→ **GIVEN PASSAGE**:
To answer my own question, I landed up doing the following:

if {[string match *.html $file]} {
  set script [file join [file dirname $file] htmlhandler.ws3]
  web::interpclasscfg $script maxrequests 10
  return $script
}

Not sure what impact that might have on memory (separate interpclass structures per file?) but it does what I want for the time being in terms of quicker startup.

/Ashok

Ashok P. Nadkarni wrote:
I'm playing around with using namespaces and slaves to reduce the time to deliver a web page by making the interpreter handle multiple requests. The websh.conf file has the lines

   # individual scripts (each with its own interpreters)
   if {[string match *.ws3 $file]} {
   return $file
   }

in the web::interpmap command. The question is, not how do I write the corresponding web::interpclasscfg command to change maxrequests to (say) 10 ? interpmap takes the class name as a parameter but since that changes on a per file basis, how do I change it? The ws3 files may lie in different directories so I don't want to hardcode or enumerate full paths if possible.

→ **Dataset items**:
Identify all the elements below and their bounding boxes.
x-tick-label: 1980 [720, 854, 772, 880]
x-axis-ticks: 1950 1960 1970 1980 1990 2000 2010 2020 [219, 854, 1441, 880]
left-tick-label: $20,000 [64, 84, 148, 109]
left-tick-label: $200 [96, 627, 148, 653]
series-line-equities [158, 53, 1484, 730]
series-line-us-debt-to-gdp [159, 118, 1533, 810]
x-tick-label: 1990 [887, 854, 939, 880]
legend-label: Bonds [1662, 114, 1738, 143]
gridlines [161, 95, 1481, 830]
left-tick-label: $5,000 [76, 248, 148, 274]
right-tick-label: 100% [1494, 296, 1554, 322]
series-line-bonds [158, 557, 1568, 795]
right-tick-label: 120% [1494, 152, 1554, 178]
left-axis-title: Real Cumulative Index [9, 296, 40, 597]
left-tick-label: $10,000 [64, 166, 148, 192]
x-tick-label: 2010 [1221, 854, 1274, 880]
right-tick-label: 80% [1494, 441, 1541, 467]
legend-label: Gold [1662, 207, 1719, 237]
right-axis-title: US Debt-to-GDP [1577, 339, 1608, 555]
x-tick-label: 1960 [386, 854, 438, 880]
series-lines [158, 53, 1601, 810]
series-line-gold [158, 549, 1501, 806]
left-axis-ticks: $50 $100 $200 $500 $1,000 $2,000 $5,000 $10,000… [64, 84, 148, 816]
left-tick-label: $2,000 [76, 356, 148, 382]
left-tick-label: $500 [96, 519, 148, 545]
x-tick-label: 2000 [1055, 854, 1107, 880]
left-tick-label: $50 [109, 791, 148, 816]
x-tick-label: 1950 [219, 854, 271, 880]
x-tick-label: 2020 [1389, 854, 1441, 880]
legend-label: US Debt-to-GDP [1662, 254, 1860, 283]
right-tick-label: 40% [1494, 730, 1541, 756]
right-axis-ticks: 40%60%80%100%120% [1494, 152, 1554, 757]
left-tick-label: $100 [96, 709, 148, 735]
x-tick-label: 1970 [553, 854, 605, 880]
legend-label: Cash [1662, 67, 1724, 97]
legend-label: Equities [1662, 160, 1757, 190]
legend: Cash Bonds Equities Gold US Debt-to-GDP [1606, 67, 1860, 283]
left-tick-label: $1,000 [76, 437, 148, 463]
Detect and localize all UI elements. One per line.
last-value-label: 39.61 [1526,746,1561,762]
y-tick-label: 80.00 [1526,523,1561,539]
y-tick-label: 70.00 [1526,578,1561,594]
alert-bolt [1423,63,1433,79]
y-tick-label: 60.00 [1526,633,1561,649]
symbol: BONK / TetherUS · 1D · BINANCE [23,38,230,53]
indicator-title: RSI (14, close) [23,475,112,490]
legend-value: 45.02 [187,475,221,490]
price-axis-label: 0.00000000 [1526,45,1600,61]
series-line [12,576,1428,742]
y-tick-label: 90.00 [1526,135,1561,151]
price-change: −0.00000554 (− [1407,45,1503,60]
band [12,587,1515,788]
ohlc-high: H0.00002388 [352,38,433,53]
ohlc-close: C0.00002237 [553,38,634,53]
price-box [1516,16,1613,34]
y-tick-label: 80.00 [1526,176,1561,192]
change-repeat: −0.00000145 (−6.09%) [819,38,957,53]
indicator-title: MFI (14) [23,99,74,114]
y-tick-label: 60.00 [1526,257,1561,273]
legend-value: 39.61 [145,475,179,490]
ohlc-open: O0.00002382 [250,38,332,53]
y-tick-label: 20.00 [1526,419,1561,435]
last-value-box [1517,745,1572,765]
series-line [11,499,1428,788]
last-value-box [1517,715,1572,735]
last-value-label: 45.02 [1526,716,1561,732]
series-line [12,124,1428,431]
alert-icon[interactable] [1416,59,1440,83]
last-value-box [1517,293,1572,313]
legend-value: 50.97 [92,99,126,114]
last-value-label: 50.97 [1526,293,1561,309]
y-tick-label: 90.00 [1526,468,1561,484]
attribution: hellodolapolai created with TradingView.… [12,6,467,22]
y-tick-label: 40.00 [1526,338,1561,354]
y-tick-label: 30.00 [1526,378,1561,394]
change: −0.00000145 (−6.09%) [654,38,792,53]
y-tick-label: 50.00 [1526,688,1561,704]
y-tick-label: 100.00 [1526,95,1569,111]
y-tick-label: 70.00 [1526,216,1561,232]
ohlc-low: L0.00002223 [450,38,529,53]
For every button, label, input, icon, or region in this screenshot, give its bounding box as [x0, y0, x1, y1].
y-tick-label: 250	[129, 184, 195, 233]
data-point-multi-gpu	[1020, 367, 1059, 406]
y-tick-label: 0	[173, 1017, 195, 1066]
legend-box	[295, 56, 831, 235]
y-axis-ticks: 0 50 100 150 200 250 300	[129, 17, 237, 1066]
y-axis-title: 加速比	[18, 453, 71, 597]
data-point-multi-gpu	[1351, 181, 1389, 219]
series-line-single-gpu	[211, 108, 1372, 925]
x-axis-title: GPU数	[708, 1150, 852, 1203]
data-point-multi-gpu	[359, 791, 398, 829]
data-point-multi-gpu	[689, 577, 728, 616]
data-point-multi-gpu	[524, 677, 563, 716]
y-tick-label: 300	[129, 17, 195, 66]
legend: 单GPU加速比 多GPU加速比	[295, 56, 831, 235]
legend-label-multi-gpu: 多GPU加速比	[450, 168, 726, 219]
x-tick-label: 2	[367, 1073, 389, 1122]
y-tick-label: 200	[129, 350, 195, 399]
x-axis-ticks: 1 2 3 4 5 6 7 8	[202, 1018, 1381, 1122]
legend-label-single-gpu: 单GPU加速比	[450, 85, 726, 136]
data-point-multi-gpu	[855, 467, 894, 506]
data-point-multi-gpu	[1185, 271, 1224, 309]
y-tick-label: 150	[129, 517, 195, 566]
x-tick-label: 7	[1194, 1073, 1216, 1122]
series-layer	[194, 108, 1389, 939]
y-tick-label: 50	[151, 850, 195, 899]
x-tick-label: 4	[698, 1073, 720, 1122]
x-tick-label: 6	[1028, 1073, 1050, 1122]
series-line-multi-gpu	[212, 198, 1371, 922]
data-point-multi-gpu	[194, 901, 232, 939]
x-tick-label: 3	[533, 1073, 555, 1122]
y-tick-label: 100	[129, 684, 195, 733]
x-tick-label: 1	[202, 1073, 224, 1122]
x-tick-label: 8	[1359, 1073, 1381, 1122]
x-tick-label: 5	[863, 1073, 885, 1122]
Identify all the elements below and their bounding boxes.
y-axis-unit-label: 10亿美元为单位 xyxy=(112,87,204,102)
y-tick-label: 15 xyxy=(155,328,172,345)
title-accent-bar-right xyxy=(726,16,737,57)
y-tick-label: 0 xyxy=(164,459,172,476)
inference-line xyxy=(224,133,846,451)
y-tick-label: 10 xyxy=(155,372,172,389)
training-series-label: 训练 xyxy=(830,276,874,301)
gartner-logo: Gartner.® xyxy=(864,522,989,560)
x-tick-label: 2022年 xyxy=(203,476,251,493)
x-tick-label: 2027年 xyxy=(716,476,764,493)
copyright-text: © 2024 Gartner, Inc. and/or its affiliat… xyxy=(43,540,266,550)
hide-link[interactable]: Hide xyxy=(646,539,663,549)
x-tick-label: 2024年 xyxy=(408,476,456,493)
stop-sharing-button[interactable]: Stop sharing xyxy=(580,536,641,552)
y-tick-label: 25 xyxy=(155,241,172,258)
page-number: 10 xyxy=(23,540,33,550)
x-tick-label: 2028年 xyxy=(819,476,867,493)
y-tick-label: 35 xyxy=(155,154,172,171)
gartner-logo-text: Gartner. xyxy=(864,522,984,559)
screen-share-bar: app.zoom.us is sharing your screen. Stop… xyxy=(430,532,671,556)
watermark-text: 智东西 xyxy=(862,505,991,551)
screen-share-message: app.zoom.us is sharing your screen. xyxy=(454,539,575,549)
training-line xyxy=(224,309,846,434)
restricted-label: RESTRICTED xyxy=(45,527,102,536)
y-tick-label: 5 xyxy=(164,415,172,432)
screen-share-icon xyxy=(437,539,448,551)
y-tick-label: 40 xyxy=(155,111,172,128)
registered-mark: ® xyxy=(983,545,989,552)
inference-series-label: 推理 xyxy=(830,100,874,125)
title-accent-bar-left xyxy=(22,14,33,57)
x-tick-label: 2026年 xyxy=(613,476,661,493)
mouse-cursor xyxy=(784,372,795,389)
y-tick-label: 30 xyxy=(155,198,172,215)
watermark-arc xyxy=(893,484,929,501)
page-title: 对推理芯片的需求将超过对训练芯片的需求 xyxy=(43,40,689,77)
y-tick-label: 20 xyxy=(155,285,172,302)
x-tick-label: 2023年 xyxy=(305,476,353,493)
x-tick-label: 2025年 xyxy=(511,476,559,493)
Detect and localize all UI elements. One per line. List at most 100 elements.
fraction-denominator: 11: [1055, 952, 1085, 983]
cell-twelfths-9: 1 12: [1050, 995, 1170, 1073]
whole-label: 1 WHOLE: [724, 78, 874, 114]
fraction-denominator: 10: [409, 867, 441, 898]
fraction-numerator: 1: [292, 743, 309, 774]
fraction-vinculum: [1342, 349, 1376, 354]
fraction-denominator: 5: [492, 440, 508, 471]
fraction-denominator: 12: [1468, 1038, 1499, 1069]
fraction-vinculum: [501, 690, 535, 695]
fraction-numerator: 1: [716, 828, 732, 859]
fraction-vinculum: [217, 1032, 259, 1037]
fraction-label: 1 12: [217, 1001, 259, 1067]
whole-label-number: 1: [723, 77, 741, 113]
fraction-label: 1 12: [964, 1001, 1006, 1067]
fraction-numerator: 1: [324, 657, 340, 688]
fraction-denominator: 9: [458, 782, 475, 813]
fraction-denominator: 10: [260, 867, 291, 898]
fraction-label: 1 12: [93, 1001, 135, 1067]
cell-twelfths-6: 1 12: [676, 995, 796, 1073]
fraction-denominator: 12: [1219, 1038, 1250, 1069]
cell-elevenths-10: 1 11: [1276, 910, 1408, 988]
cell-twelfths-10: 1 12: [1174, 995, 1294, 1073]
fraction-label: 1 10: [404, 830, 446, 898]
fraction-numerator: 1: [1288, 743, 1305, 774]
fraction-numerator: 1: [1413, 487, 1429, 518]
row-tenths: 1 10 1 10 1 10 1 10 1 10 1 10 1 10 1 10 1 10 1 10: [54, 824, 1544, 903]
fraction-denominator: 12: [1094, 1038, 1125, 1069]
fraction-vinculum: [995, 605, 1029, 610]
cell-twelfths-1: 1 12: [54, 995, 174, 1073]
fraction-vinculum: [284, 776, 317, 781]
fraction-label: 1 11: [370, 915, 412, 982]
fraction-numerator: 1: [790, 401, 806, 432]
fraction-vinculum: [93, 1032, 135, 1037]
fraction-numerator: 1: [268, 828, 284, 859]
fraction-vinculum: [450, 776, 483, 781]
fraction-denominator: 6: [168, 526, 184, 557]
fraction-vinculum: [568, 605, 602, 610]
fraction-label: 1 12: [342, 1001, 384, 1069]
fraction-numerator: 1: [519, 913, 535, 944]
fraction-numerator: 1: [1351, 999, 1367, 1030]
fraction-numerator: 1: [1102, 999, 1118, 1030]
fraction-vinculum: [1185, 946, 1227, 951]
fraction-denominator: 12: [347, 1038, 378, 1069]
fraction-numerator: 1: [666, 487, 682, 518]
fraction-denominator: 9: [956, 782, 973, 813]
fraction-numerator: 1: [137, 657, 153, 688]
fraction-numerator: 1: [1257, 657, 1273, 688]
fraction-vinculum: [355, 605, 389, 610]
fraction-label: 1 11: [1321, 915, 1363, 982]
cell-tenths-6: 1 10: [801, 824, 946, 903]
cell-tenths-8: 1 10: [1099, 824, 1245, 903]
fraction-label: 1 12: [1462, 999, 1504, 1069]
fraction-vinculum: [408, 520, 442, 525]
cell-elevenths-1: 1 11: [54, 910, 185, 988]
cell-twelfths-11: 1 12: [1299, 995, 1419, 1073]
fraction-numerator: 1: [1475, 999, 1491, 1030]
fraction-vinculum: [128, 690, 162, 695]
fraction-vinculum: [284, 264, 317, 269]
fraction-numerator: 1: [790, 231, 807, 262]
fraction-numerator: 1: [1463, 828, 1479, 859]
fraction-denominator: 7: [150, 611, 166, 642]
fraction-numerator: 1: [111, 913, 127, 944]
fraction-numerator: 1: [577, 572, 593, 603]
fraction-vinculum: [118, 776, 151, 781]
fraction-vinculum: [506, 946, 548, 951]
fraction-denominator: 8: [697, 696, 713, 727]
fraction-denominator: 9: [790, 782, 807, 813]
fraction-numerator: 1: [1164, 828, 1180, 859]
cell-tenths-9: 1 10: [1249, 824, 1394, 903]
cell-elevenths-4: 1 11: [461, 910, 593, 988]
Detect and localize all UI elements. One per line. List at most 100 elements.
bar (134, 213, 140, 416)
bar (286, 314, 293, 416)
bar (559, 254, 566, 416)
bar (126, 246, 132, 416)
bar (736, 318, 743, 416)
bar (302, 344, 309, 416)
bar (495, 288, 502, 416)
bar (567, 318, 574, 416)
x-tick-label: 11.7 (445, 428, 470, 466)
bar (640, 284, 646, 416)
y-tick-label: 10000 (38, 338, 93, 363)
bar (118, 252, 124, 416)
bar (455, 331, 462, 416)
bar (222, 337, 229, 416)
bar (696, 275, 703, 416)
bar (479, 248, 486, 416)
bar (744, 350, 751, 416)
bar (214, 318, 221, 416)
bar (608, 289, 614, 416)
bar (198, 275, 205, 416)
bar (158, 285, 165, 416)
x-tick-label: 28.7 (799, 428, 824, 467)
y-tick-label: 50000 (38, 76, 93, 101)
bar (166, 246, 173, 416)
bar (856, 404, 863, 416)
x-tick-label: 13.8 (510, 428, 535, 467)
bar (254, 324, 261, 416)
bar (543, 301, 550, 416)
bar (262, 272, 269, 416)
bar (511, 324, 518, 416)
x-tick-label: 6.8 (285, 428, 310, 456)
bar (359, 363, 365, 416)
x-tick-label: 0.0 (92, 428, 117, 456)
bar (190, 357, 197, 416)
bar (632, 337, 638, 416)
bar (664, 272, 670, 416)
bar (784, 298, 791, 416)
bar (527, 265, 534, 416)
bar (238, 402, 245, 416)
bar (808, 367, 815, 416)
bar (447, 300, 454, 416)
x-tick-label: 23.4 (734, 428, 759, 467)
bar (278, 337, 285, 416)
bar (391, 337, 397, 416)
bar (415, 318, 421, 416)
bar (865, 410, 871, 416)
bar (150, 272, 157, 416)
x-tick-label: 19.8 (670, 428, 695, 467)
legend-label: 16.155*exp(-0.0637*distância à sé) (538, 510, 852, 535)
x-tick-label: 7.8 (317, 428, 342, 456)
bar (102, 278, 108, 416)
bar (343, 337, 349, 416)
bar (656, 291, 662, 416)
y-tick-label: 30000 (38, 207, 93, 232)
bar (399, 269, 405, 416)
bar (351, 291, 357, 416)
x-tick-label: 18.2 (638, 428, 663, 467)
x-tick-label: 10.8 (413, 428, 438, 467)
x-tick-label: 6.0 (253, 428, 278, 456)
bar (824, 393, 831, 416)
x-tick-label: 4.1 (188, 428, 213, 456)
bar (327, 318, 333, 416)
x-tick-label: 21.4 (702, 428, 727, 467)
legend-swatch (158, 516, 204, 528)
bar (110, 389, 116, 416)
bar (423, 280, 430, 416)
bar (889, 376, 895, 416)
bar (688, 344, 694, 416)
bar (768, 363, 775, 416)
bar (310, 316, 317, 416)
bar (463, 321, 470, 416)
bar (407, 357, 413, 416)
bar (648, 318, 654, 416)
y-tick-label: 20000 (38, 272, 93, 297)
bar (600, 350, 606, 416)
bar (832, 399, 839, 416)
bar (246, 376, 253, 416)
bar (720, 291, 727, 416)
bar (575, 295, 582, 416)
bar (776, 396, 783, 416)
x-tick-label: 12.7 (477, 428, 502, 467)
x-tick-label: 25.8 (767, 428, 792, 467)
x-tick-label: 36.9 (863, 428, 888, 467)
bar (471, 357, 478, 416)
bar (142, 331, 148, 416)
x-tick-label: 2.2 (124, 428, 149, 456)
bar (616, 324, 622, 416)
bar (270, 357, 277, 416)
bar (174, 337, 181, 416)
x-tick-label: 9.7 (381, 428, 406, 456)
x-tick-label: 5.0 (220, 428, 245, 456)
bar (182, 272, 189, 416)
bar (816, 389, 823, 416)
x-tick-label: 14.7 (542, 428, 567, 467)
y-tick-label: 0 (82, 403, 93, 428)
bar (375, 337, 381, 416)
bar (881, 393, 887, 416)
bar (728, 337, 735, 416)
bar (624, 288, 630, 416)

→ **SHORT PROBLEM 1**:
In the websh post, find the code snippet that begins "if {[string match *.html $file]} {". List each command name that opens a line in that snippet, in order.
→ **SHORT PROBLEM 2**:
Put the dataset items into a Markdown table with the columns Row and Line, giving the row number and the line. Begin at the first line of the dataset items and stop after the line that contains "right-axis-title: US Debt-to-GDP". Leave out blank lines.

→ **FULL SOLUTION 1**:
- if
- set
- web::interpclasscfg
- return

→ **FULL SOLUTION 2**:
| Row | Line |
|---|---|
| 1 | Identify all the elements below and their bounding boxes. |
| 2 | x-tick-label: 1980 [720, 854, 772, 880] |
| 3 | x-axis-ticks: 1950 1960 1970 1980 1990 2000 2010 2020 [219, 854, 1441, 880] |
| 4 | left-tick-label: $20,000 [64, 84, 148, 109] |
| 5 | left-tick-label: $200 [96, 627, 148, 653] |
| 6 | series-line-equities [158, 53, 1484, 730] |
| 7 | series-line-us-debt-to-gdp [159, 118, 1533, 810] |
| 8 | x-tick-label: 1990 [887, 854, 939, 880] |
| 9 | legend-label: Bonds [1662, 114, 1738, 143] |
| 10 | gridlines [161, 95, 1481, 830] |
| 11 | left-tick-label: $5,000 [76, 248, 148, 274] |
| 12 | right-tick-label: 100% [1494, 296, 1554, 322] |
| 13 | series-line-bonds [158, 557, 1568, 795] |
| 14 | right-tick-label: 120% [1494, 152, 1554, 178] |
| 15 | left-axis-title: Real Cumulative Index [9, 296, 40, 597] |
| 16 | left-tick-label: $10,000 [64, 166, 148, 192] |
| 17 | x-tick-label: 2010 [1221, 854, 1274, 880] |
| 18 | right-tick-label: 80% [1494, 441, 1541, 467] |
| 19 | legend-label: Gold [1662, 207, 1719, 237] |
| 20 | right-axis-title: US Debt-to-GDP [1577, 339, 1608, 555] |